**DIRECTIONS:** Find the word "image" in the data below and copy each line that holds it.

MATERIAL SUPPLIED START

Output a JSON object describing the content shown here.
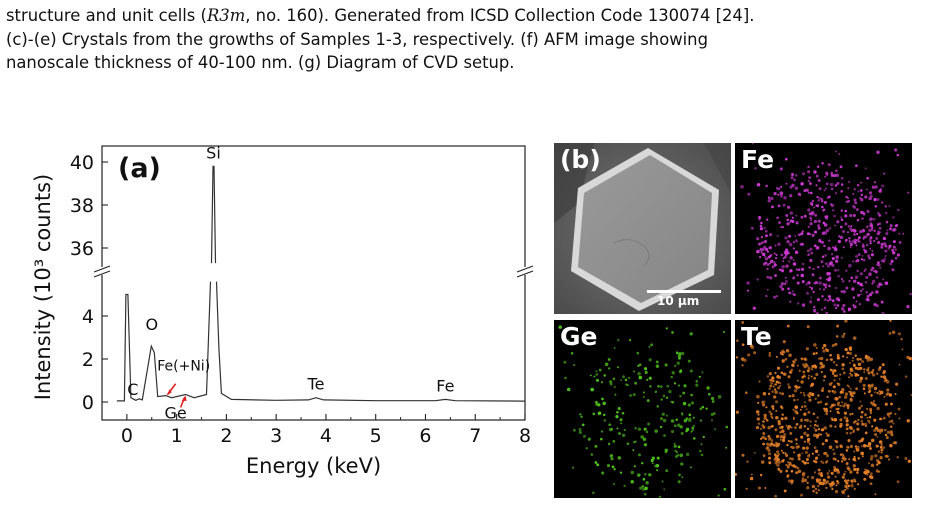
{
  "caption": {
    "line1_a": "structure and unit cells (",
    "line1_sym": "R3m",
    "line1_b": ", no. 160). Generated from ICSD Collection Code 130074 [24].",
    "line2": "(c)-(e) Crystals from the growths of Samples 1-3, respectively. (f) AFM image showing",
    "line3": "nanoscale thickness of 40-100 nm. (g) Diagram of CVD setup."
  },
  "figure_a": {
    "panel_label": "(a)",
    "chart_data": {
      "type": "line",
      "xlabel": "Energy (keV)",
      "ylabel": "Intensity (10³ counts)",
      "xlim": [
        -0.5,
        8
      ],
      "x_ticks": [
        "0",
        "1",
        "2",
        "3",
        "4",
        "5",
        "6",
        "7",
        "8"
      ],
      "y_ticks_lower": [
        "0",
        "2",
        "4"
      ],
      "y_ticks_upper": [
        "36",
        "38",
        "40"
      ],
      "broken_y_axis": true,
      "peaks": [
        {
          "label": "",
          "x": 0.0,
          "y": 5.0
        },
        {
          "label": "C",
          "x": 0.28,
          "y": 0.15
        },
        {
          "label": "O",
          "x": 0.52,
          "y": 2.6
        },
        {
          "label": "Fe(+Ni)",
          "x": 0.78,
          "y": 0.3
        },
        {
          "label": "Ge",
          "x": 1.18,
          "y": 0.35
        },
        {
          "label": "Si",
          "x": 1.74,
          "y": 39.8
        },
        {
          "label": "Te",
          "x": 3.8,
          "y": 0.2
        },
        {
          "label": "Fe",
          "x": 6.4,
          "y": 0.12
        }
      ]
    }
  },
  "figure_b": {
    "sem": {
      "label": "(b)",
      "scale_text": "10 µm"
    },
    "maps": [
      {
        "label": "Fe",
        "color": "#d03ad6"
      },
      {
        "label": "Ge",
        "color": "#52c81c"
      },
      {
        "label": "Te",
        "color": "#e8822a"
      }
    ]
  }
}
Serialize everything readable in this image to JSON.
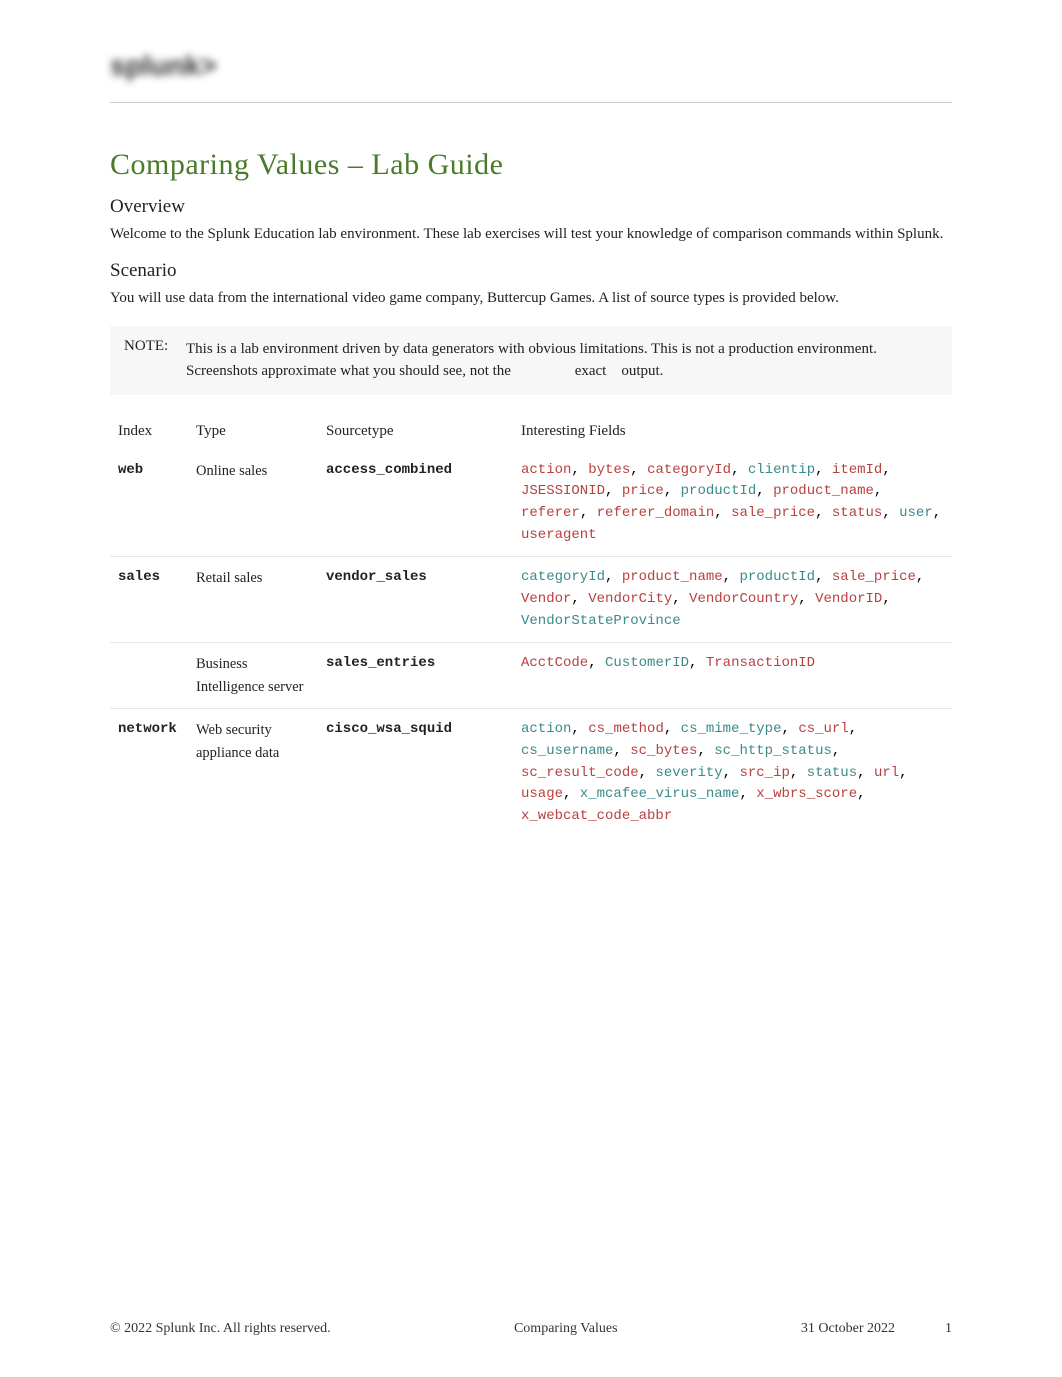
{
  "logo_text": "splunk>",
  "title": "Comparing Values    – Lab Guide",
  "overview": {
    "heading": "Overview",
    "text": "Welcome to the Splunk Education lab environment. These lab exercises will test your knowledge of comparison commands within Splunk."
  },
  "scenario": {
    "heading": "Scenario",
    "text": "You will use data from the international video game company, Buttercup Games. A list of source types is provided below."
  },
  "note": {
    "label": "NOTE:",
    "text_part1": "This is a lab environment driven by data generators with obvious limitations. This is not a production environment. Screenshots approximate what you should see, not the",
    "text_exact": "exact",
    "text_output": "output."
  },
  "table": {
    "headers": {
      "index": "Index",
      "type": "Type",
      "sourcetype": "Sourcetype",
      "fields": "Interesting Fields"
    },
    "rows": [
      {
        "index": "web",
        "type": "Online sales",
        "sourcetype": "access_combined",
        "fields": [
          {
            "t": "action",
            "c": "red"
          },
          {
            "t": ", "
          },
          {
            "t": "bytes",
            "c": "red"
          },
          {
            "t": ", "
          },
          {
            "t": "categoryId",
            "c": "red"
          },
          {
            "t": ", "
          },
          {
            "t": "clientip",
            "c": "teal"
          },
          {
            "t": ", "
          },
          {
            "t": "itemId",
            "c": "red"
          },
          {
            "t": ", "
          },
          {
            "t": "JSESSIONID",
            "c": "red"
          },
          {
            "t": ", "
          },
          {
            "t": "price",
            "c": "red"
          },
          {
            "t": ", "
          },
          {
            "t": "productId",
            "c": "teal"
          },
          {
            "t": ", "
          },
          {
            "t": "product_name",
            "c": "red"
          },
          {
            "t": ", "
          },
          {
            "t": "referer",
            "c": "red"
          },
          {
            "t": ", "
          },
          {
            "t": "referer_domain",
            "c": "red"
          },
          {
            "t": ", "
          },
          {
            "t": "sale_price",
            "c": "red"
          },
          {
            "t": ", "
          },
          {
            "t": "status",
            "c": "red"
          },
          {
            "t": ", "
          },
          {
            "t": "user",
            "c": "teal"
          },
          {
            "t": ", "
          },
          {
            "t": "useragent",
            "c": "red"
          }
        ]
      },
      {
        "index": "sales",
        "type": "Retail sales",
        "sourcetype": "vendor_sales",
        "fields": [
          {
            "t": "categoryId",
            "c": "teal"
          },
          {
            "t": ", "
          },
          {
            "t": "product_name",
            "c": "red"
          },
          {
            "t": ", "
          },
          {
            "t": "productId",
            "c": "teal"
          },
          {
            "t": ", "
          },
          {
            "t": "sale_price",
            "c": "red"
          },
          {
            "t": ", "
          },
          {
            "t": "Vendor",
            "c": "red"
          },
          {
            "t": ", "
          },
          {
            "t": "VendorCity",
            "c": "red"
          },
          {
            "t": ", "
          },
          {
            "t": "VendorCountry",
            "c": "red"
          },
          {
            "t": ", "
          },
          {
            "t": "VendorID",
            "c": "red"
          },
          {
            "t": ", "
          },
          {
            "t": "VendorStateProvince",
            "c": "teal"
          }
        ]
      },
      {
        "index": "",
        "type": "Business Intelligence server",
        "sourcetype": "sales_entries",
        "fields": [
          {
            "t": "AcctCode",
            "c": "red"
          },
          {
            "t": ", "
          },
          {
            "t": "CustomerID",
            "c": "teal"
          },
          {
            "t": ", "
          },
          {
            "t": "TransactionID",
            "c": "red"
          }
        ]
      },
      {
        "index": "network",
        "type": "Web security appliance data",
        "sourcetype": "cisco_wsa_squid",
        "fields": [
          {
            "t": "action",
            "c": "teal"
          },
          {
            "t": ", "
          },
          {
            "t": "cs_method",
            "c": "red"
          },
          {
            "t": ", "
          },
          {
            "t": "cs_mime_type",
            "c": "teal"
          },
          {
            "t": ", "
          },
          {
            "t": "cs_url",
            "c": "red"
          },
          {
            "t": ", "
          },
          {
            "t": "cs_username",
            "c": "teal"
          },
          {
            "t": ", "
          },
          {
            "t": "sc_bytes",
            "c": "red"
          },
          {
            "t": ", "
          },
          {
            "t": "sc_http_status",
            "c": "teal"
          },
          {
            "t": ", "
          },
          {
            "t": "sc_result_code",
            "c": "red"
          },
          {
            "t": ", "
          },
          {
            "t": "severity",
            "c": "teal"
          },
          {
            "t": ", "
          },
          {
            "t": "src_ip",
            "c": "red"
          },
          {
            "t": ", "
          },
          {
            "t": "status",
            "c": "teal"
          },
          {
            "t": ", "
          },
          {
            "t": "url",
            "c": "red"
          },
          {
            "t": ", "
          },
          {
            "t": "usage",
            "c": "red"
          },
          {
            "t": ", "
          },
          {
            "t": "x_mcafee_virus_name",
            "c": "teal"
          },
          {
            "t": ", "
          },
          {
            "t": "x_wbrs_score",
            "c": "red"
          },
          {
            "t": ", "
          },
          {
            "t": "x_webcat_code_abbr",
            "c": "red"
          }
        ]
      }
    ]
  },
  "footer": {
    "left": "© 2022 Splunk Inc. All rights reserved.",
    "center": "Comparing Values",
    "date": "31 October 2022",
    "page": "1"
  }
}
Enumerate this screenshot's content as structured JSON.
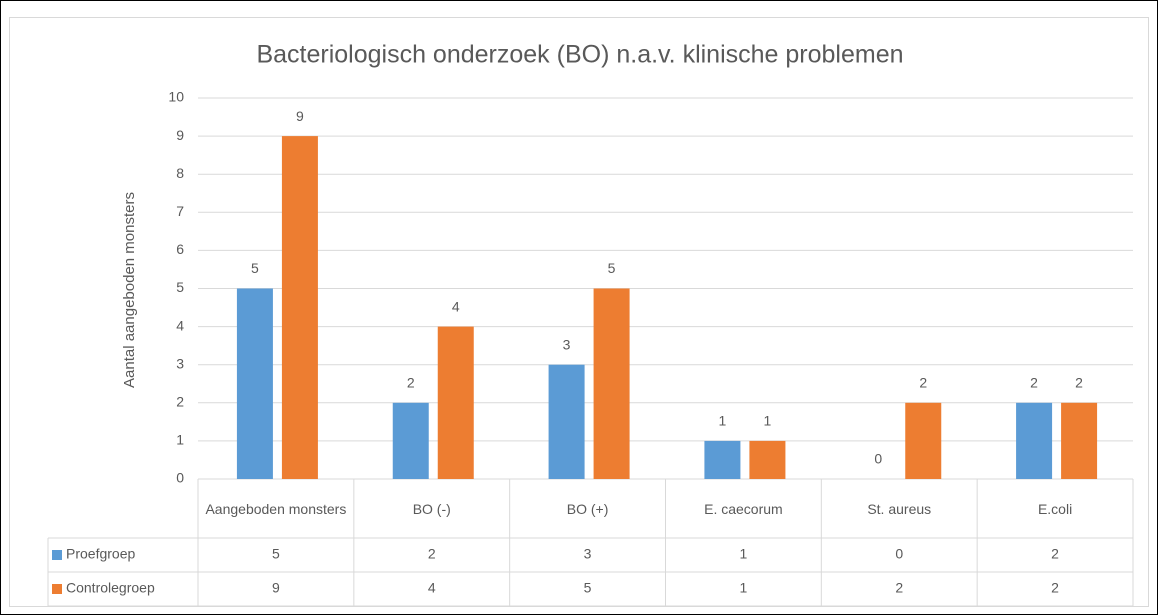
{
  "chart_data": {
    "type": "bar",
    "title": "Bacteriologisch onderzoek (BO) n.a.v. klinische problemen",
    "y_label": "Aantal aangeboden monsters",
    "categories": [
      "Aangeboden monsters",
      "BO (-)",
      "BO (+)",
      "E. caecorum",
      "St. aureus",
      "E.coli"
    ],
    "series": [
      {
        "name": "Proefgroep",
        "color": "#5b9bd5",
        "values": [
          5,
          2,
          3,
          1,
          0,
          2
        ]
      },
      {
        "name": "Controlegroep",
        "color": "#ed7d31",
        "values": [
          9,
          4,
          5,
          1,
          2,
          2
        ]
      }
    ],
    "ylim": [
      0,
      10
    ],
    "yticks": [
      0,
      1,
      2,
      3,
      4,
      5,
      6,
      7,
      8,
      9,
      10
    ],
    "grid": true,
    "data_table": true
  }
}
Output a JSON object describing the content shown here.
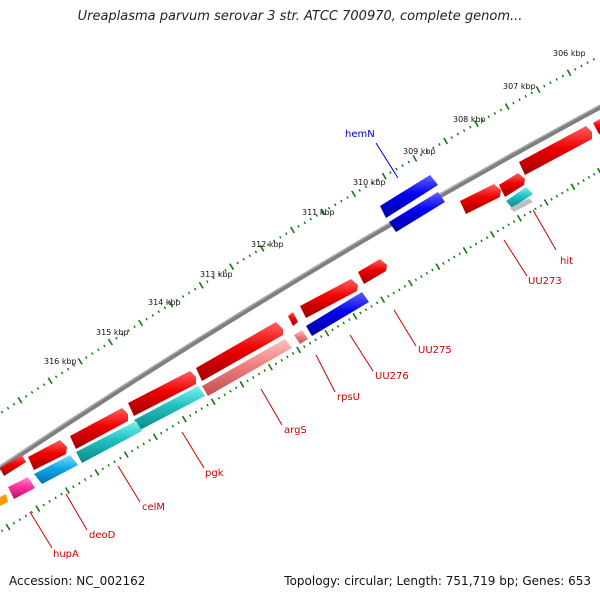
{
  "title": "Ureaplasma parvum serovar 3 str. ATCC 700970, complete genom...",
  "footer": {
    "accession": "Accession: NC_002162",
    "stats": "Topology: circular; Length: 751,719 bp; Genes: 653"
  },
  "ticks": [
    {
      "label": "306 kbp"
    },
    {
      "label": "307 kbp"
    },
    {
      "label": "308 kbp"
    },
    {
      "label": "309 kbp"
    },
    {
      "label": "310 kbp"
    },
    {
      "label": "311 kbp"
    },
    {
      "label": "312 kbp"
    },
    {
      "label": "313 kbp"
    },
    {
      "label": "314 kbp"
    },
    {
      "label": "315 kbp"
    },
    {
      "label": "316 kbp"
    }
  ],
  "genes": [
    {
      "label": "hemN",
      "color": "#0000cc"
    },
    {
      "label": "hit",
      "color": "#cc0000"
    },
    {
      "label": "UU273",
      "color": "#cc0000"
    },
    {
      "label": "UU275",
      "color": "#cc0000"
    },
    {
      "label": "UU276",
      "color": "#cc0000"
    },
    {
      "label": "rpsU",
      "color": "#cc0000"
    },
    {
      "label": "argS",
      "color": "#cc0000"
    },
    {
      "label": "pgk",
      "color": "#cc0000"
    },
    {
      "label": "celM",
      "color": "#cc0000"
    },
    {
      "label": "deoD",
      "color": "#cc0000"
    },
    {
      "label": "hupA",
      "color": "#cc0000"
    }
  ],
  "colors": {
    "forward_cds": "#ee0000",
    "reverse_cds": "#0000ee",
    "rna": "#20c0c0",
    "light_red": "#f08080",
    "pink": "#ff33aa",
    "backbone": "#808080",
    "tick_green": "#117711"
  }
}
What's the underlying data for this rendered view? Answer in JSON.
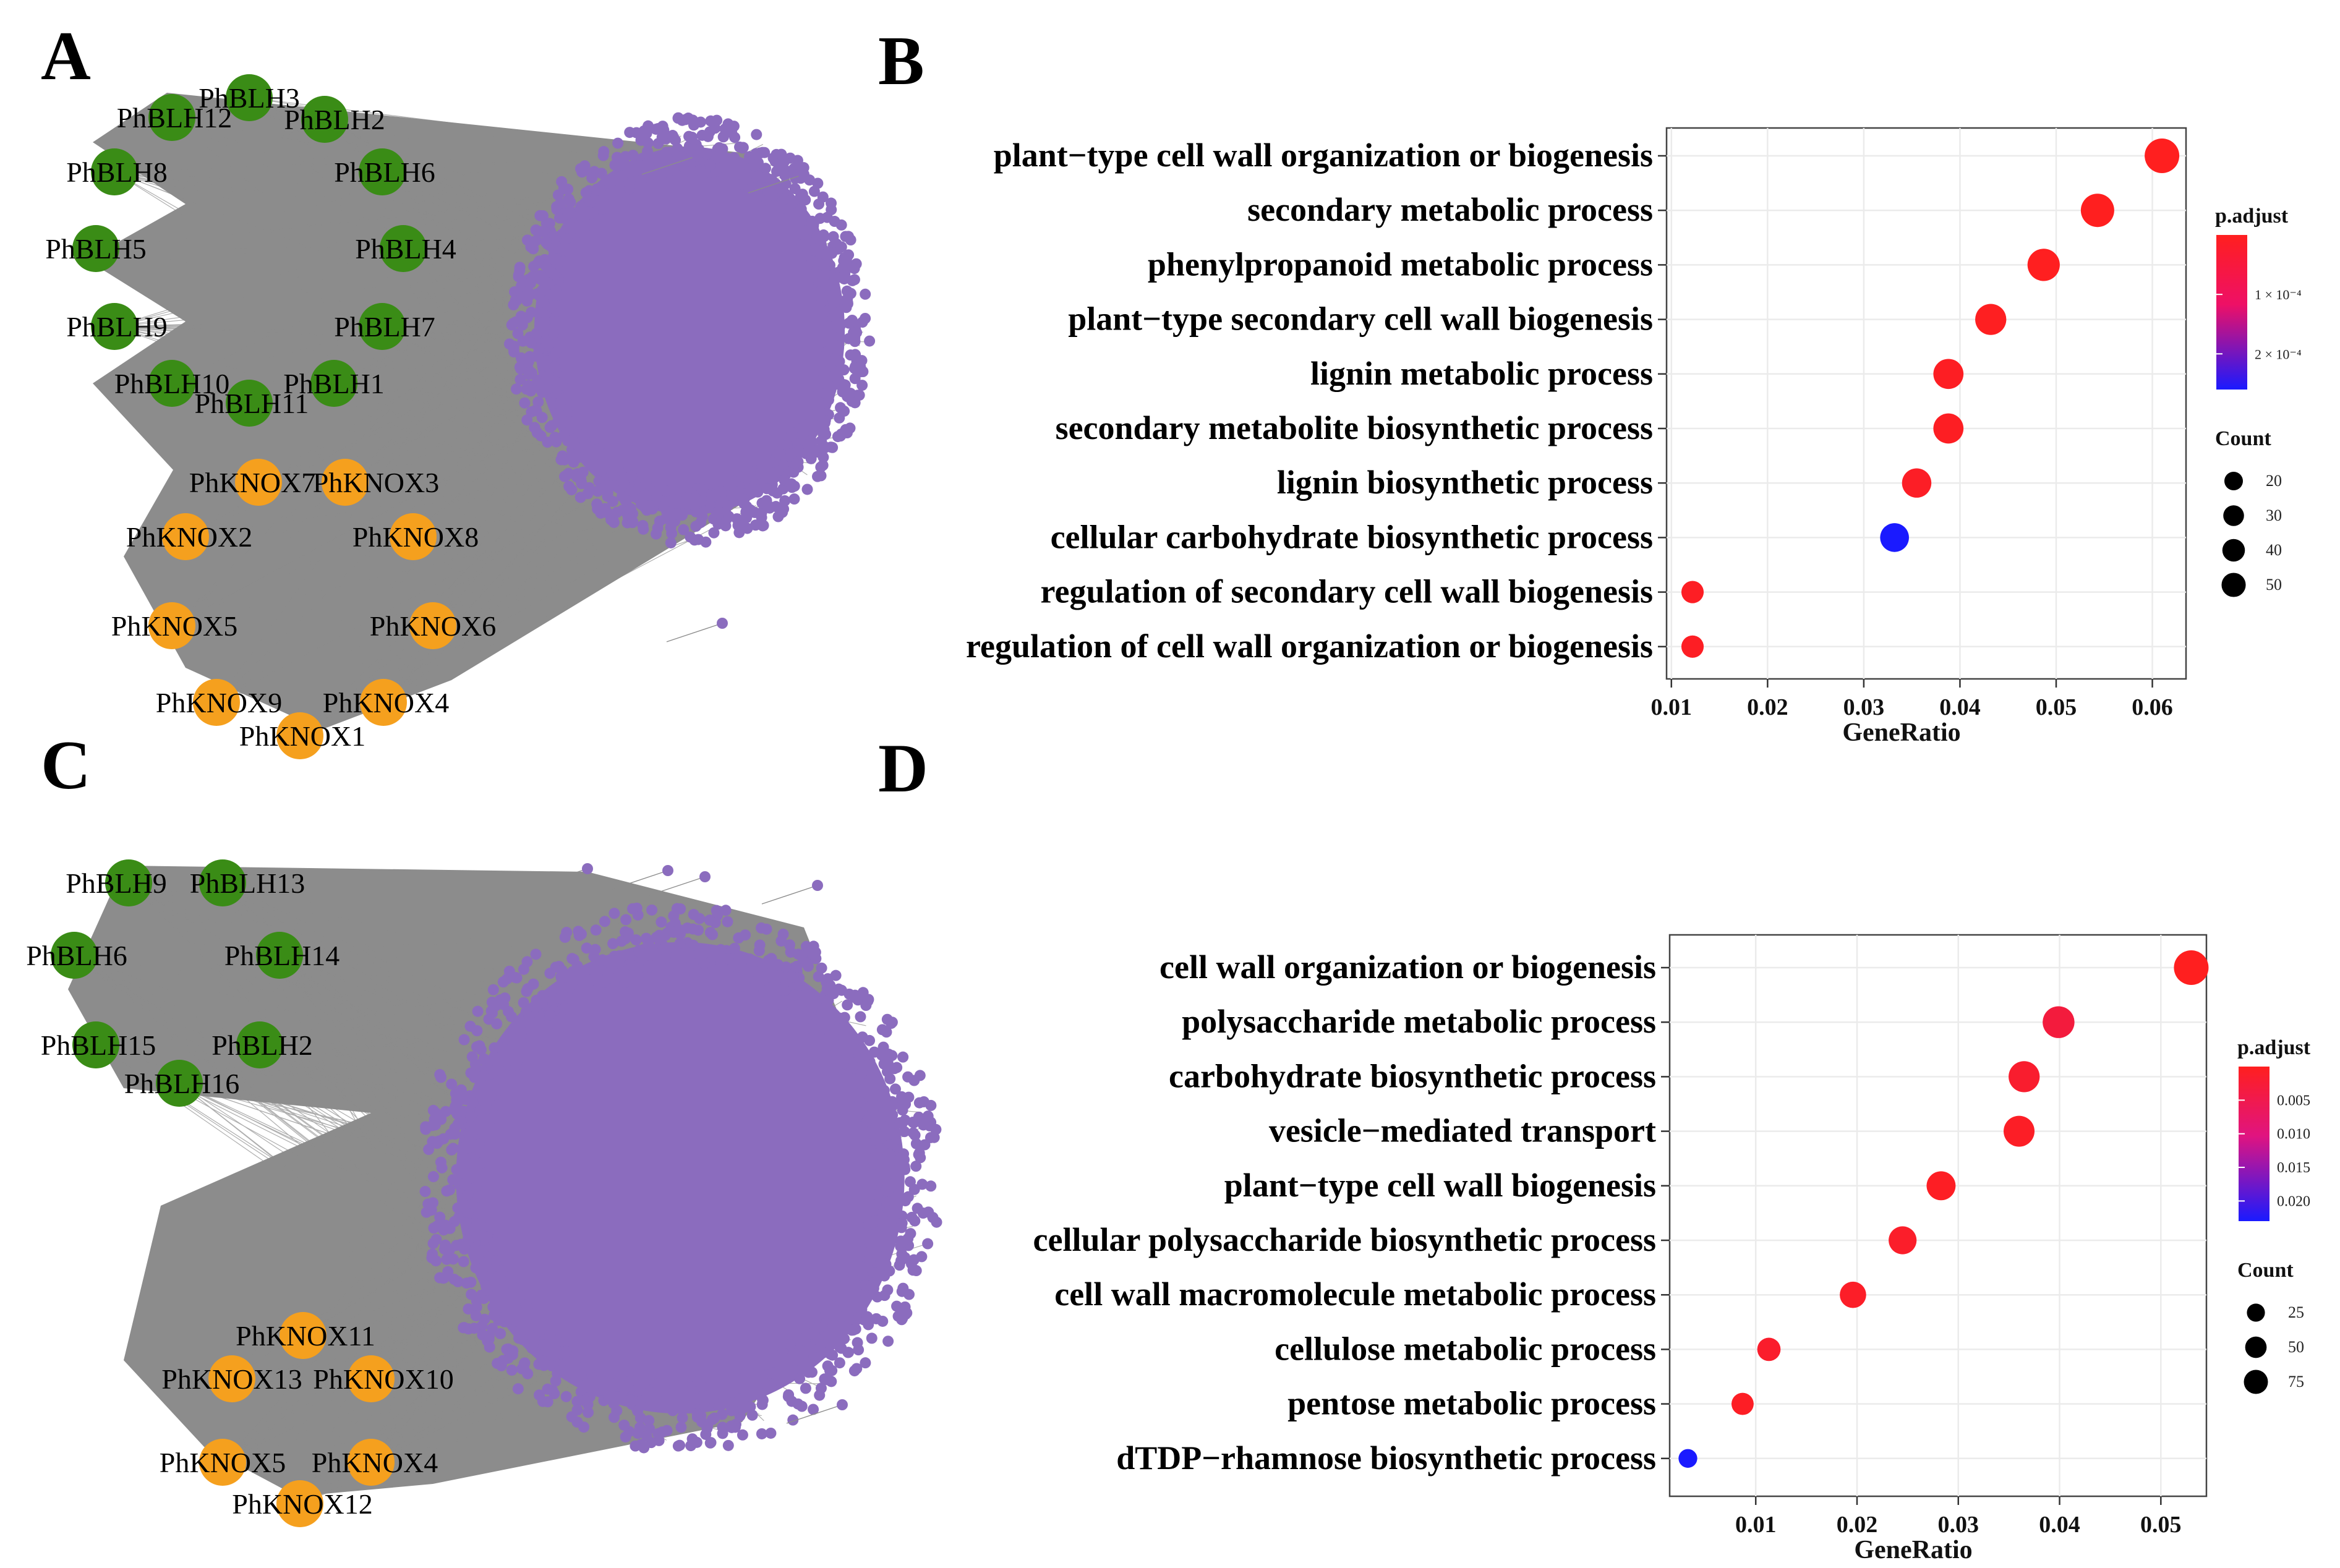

MATERIAL SUPPLIED END

**SOLUTION FOR THIS PROBLEM:**
    "line2": "(c)-(e) Crystals from the growths of Samples 1-3, respectively. (f) AFM image showing",
Serialize everything readable in this image to JSON.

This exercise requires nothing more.